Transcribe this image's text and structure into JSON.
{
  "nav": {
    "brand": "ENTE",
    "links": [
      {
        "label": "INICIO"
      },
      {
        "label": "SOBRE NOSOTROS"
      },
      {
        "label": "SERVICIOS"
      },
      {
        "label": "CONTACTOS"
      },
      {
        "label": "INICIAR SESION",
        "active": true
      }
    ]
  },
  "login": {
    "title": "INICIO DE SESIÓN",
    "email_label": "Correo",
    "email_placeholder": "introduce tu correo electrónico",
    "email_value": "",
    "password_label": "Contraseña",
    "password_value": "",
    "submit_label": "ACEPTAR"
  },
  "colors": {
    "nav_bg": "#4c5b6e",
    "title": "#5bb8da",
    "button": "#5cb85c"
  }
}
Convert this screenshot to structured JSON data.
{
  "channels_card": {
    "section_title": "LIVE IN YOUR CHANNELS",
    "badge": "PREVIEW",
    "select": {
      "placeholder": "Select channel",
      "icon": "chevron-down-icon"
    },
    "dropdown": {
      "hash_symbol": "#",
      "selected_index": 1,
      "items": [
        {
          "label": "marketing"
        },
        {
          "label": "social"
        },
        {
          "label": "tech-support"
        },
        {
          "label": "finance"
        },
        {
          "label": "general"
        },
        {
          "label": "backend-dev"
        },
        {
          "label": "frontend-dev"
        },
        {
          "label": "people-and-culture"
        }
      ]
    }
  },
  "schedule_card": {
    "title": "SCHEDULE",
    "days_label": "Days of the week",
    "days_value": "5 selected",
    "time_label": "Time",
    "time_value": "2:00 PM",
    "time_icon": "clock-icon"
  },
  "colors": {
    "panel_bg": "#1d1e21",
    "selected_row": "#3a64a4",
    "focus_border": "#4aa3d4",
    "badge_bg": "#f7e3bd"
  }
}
◇ ◇ ◇ ◇ ◇
**What needs to be done**
Restate the final lines of the listing above word for word, beginning at the line that contains "Convert this screenshot".

**Written reply**
Convert this screenshot to structured JSON data.
{
  "channels_card": {
    "section_title": "LIVE IN YOUR CHANNELS",
    "badge": "PREVIEW",
    "select": {
      "placeholder": "Select channel",
      "icon": "chevron-down-icon"
    },
    "dropdown": {
      "hash_symbol": "#",
      "selected_index": 1,
      "items": [
        {
          "label": "marketing"
        },
        {
          "label": "social"
        },
        {
          "label": "tech-support"
        },
        {
          "label": "finance"
        },
        {
          "label": "general"
        },
        {
          "label": "backend-dev"
        },
        {
          "label": "frontend-dev"
        },
        {
          "label": "people-and-culture"
        }
      ]
    }
  },
  "schedule_card": {
    "title": "SCHEDULE",
    "days_label": "Days of the week",
    "days_value": "5 selected",
    "time_label": "Time",
    "time_value": "2:00 PM",
    "time_icon": "clock-icon"
  },
  "colors": {
    "panel_bg": "#1d1e21",
    "selected_row": "#3a64a4",
    "focus_border": "#4aa3d4",
    "badge_bg": "#f7e3bd"
  }
}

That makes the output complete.